Can you write out the whole listing exactly?

-- START --

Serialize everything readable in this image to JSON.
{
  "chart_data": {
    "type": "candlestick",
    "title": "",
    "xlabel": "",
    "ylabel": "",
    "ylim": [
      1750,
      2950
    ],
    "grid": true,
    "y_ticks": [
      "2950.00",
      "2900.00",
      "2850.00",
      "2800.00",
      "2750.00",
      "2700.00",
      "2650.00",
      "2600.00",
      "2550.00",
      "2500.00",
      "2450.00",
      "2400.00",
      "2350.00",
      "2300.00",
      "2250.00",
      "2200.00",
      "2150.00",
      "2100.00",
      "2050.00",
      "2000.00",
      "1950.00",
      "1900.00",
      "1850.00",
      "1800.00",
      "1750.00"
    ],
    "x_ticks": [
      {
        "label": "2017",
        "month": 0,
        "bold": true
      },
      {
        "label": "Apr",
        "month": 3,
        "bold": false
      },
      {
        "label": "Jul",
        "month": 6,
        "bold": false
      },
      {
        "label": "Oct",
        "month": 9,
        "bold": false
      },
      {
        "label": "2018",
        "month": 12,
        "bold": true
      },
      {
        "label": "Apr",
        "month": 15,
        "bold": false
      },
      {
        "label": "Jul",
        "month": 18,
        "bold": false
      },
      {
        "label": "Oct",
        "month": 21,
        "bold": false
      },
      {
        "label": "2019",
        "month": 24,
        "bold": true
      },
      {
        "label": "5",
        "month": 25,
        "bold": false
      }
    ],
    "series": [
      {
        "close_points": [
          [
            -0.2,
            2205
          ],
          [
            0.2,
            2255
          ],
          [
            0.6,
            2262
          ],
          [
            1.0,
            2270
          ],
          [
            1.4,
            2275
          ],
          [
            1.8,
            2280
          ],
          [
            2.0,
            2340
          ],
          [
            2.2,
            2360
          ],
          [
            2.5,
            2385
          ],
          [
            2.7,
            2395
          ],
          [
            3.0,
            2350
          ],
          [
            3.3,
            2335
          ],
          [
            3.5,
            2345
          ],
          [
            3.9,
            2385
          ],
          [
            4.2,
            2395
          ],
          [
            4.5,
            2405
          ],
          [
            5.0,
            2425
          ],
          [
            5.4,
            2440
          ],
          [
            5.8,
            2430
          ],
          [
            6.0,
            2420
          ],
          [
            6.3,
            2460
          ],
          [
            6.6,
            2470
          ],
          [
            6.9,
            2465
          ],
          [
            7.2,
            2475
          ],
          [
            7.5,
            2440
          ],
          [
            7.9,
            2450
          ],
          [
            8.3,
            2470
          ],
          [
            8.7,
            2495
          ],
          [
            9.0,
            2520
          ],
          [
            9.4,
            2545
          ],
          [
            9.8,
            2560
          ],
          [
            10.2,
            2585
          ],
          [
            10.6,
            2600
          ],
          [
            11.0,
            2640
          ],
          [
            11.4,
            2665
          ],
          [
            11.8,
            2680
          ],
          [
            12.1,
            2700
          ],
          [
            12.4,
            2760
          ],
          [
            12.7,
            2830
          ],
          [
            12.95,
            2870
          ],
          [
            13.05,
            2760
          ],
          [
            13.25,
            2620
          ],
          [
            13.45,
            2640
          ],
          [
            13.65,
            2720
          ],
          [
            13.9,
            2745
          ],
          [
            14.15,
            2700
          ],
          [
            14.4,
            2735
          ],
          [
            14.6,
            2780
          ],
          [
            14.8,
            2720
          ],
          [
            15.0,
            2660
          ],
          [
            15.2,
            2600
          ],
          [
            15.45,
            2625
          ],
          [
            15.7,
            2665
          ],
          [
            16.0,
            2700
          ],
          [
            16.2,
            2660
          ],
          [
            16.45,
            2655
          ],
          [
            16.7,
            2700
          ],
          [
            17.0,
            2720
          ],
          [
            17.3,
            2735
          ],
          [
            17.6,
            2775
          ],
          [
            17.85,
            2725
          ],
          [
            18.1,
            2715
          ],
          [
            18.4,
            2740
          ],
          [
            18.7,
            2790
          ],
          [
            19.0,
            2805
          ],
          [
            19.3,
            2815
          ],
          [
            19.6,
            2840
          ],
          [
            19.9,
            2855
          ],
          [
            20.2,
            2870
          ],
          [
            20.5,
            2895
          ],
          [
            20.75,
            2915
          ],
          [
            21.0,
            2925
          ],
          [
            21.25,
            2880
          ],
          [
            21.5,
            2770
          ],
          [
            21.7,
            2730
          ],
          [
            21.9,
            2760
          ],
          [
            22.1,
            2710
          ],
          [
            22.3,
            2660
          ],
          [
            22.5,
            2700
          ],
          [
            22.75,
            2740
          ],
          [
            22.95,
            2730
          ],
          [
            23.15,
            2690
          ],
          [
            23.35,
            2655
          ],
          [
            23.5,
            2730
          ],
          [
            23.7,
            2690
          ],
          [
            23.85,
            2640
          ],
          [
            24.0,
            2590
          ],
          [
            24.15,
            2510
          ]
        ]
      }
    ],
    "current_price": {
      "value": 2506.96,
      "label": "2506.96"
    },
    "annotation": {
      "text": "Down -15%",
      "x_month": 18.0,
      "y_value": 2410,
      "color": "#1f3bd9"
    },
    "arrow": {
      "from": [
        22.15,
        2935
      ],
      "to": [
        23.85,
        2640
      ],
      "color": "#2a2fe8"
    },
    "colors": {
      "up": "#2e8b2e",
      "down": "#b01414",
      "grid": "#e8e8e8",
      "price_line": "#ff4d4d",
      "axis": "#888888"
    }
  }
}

-- END --

The completed task »
Serialize everything readable in this image to JSON.
{
  "chart_data": {
    "type": "candlestick",
    "title": "",
    "xlabel": "",
    "ylabel": "",
    "ylim": [
      1750,
      2950
    ],
    "grid": true,
    "y_ticks": [
      "2950.00",
      "2900.00",
      "2850.00",
      "2800.00",
      "2750.00",
      "2700.00",
      "2650.00",
      "2600.00",
      "2550.00",
      "2500.00",
      "2450.00",
      "2400.00",
      "2350.00",
      "2300.00",
      "2250.00",
      "2200.00",
      "2150.00",
      "2100.00",
      "2050.00",
      "2000.00",
      "1950.00",
      "1900.00",
      "1850.00",
      "1800.00",
      "1750.00"
    ],
    "x_ticks": [
      {
        "label": "2017",
        "month": 0,
        "bold": true
      },
      {
        "label": "Apr",
        "month": 3,
        "bold": false
      },
      {
        "label": "Jul",
        "month": 6,
        "bold": false
      },
      {
        "label": "Oct",
        "month": 9,
        "bold": false
      },
      {
        "label": "2018",
        "month": 12,
        "bold": true
      },
      {
        "label": "Apr",
        "month": 15,
        "bold": false
      },
      {
        "label": "Jul",
        "month": 18,
        "bold": false
      },
      {
        "label": "Oct",
        "month": 21,
        "bold": false
      },
      {
        "label": "2019",
        "month": 24,
        "bold": true
      },
      {
        "label": "5",
        "month": 25,
        "bold": false
      }
    ],
    "series": [
      {
        "close_points": [
          [
            -0.2,
            2205
          ],
          [
            0.2,
            2255
          ],
          [
            0.6,
            2262
          ],
          [
            1.0,
            2270
          ],
          [
            1.4,
            2275
          ],
          [
            1.8,
            2280
          ],
          [
            2.0,
            2340
          ],
          [
            2.2,
            2360
          ],
          [
            2.5,
            2385
          ],
          [
            2.7,
            2395
          ],
          [
            3.0,
            2350
          ],
          [
            3.3,
            2335
          ],
          [
            3.5,
            2345
          ],
          [
            3.9,
            2385
          ],
          [
            4.2,
            2395
          ],
          [
            4.5,
            2405
          ],
          [
            5.0,
            2425
          ],
          [
            5.4,
            2440
          ],
          [
            5.8,
            2430
          ],
          [
            6.0,
            2420
          ],
          [
            6.3,
            2460
          ],
          [
            6.6,
            2470
          ],
          [
            6.9,
            2465
          ],
          [
            7.2,
            2475
          ],
          [
            7.5,
            2440
          ],
          [
            7.9,
            2450
          ],
          [
            8.3,
            2470
          ],
          [
            8.7,
            2495
          ],
          [
            9.0,
            2520
          ],
          [
            9.4,
            2545
          ],
          [
            9.8,
            2560
          ],
          [
            10.2,
            2585
          ],
          [
            10.6,
            2600
          ],
          [
            11.0,
            2640
          ],
          [
            11.4,
            2665
          ],
          [
            11.8,
            2680
          ],
          [
            12.1,
            2700
          ],
          [
            12.4,
            2760
          ],
          [
            12.7,
            2830
          ],
          [
            12.95,
            2870
          ],
          [
            13.05,
            2760
          ],
          [
            13.25,
            2620
          ],
          [
            13.45,
            2640
          ],
          [
            13.65,
            2720
          ],
          [
            13.9,
            2745
          ],
          [
            14.15,
            2700
          ],
          [
            14.4,
            2735
          ],
          [
            14.6,
            2780
          ],
          [
            14.8,
            2720
          ],
          [
            15.0,
            2660
          ],
          [
            15.2,
            2600
          ],
          [
            15.45,
            2625
          ],
          [
            15.7,
            2665
          ],
          [
            16.0,
            2700
          ],
          [
            16.2,
            2660
          ],
          [
            16.45,
            2655
          ],
          [
            16.7,
            2700
          ],
          [
            17.0,
            2720
          ],
          [
            17.3,
            2735
          ],
          [
            17.6,
            2775
          ],
          [
            17.85,
            2725
          ],
          [
            18.1,
            2715
          ],
          [
            18.4,
            2740
          ],
          [
            18.7,
            2790
          ],
          [
            19.0,
            2805
          ],
          [
            19.3,
            2815
          ],
          [
            19.6,
            2840
          ],
          [
            19.9,
            2855
          ],
          [
            20.2,
            2870
          ],
          [
            20.5,
            2895
          ],
          [
            20.75,
            2915
          ],
          [
            21.0,
            2925
          ],
          [
            21.25,
            2880
          ],
          [
            21.5,
            2770
          ],
          [
            21.7,
            2730
          ],
          [
            21.9,
            2760
          ],
          [
            22.1,
            2710
          ],
          [
            22.3,
            2660
          ],
          [
            22.5,
            2700
          ],
          [
            22.75,
            2740
          ],
          [
            22.95,
            2730
          ],
          [
            23.15,
            2690
          ],
          [
            23.35,
            2655
          ],
          [
            23.5,
            2730
          ],
          [
            23.7,
            2690
          ],
          [
            23.85,
            2640
          ],
          [
            24.0,
            2590
          ],
          [
            24.15,
            2510
          ]
        ]
      }
    ],
    "current_price": {
      "value": 2506.96,
      "label": "2506.96"
    },
    "annotation": {
      "text": "Down -15%",
      "x_month": 18.0,
      "y_value": 2410,
      "color": "#1f3bd9"
    },
    "arrow": {
      "from": [
        22.15,
        2935
      ],
      "to": [
        23.85,
        2640
      ],
      "color": "#2a2fe8"
    },
    "colors": {
      "up": "#2e8b2e",
      "down": "#b01414",
      "grid": "#e8e8e8",
      "price_line": "#ff4d4d",
      "axis": "#888888"
    }
  }
}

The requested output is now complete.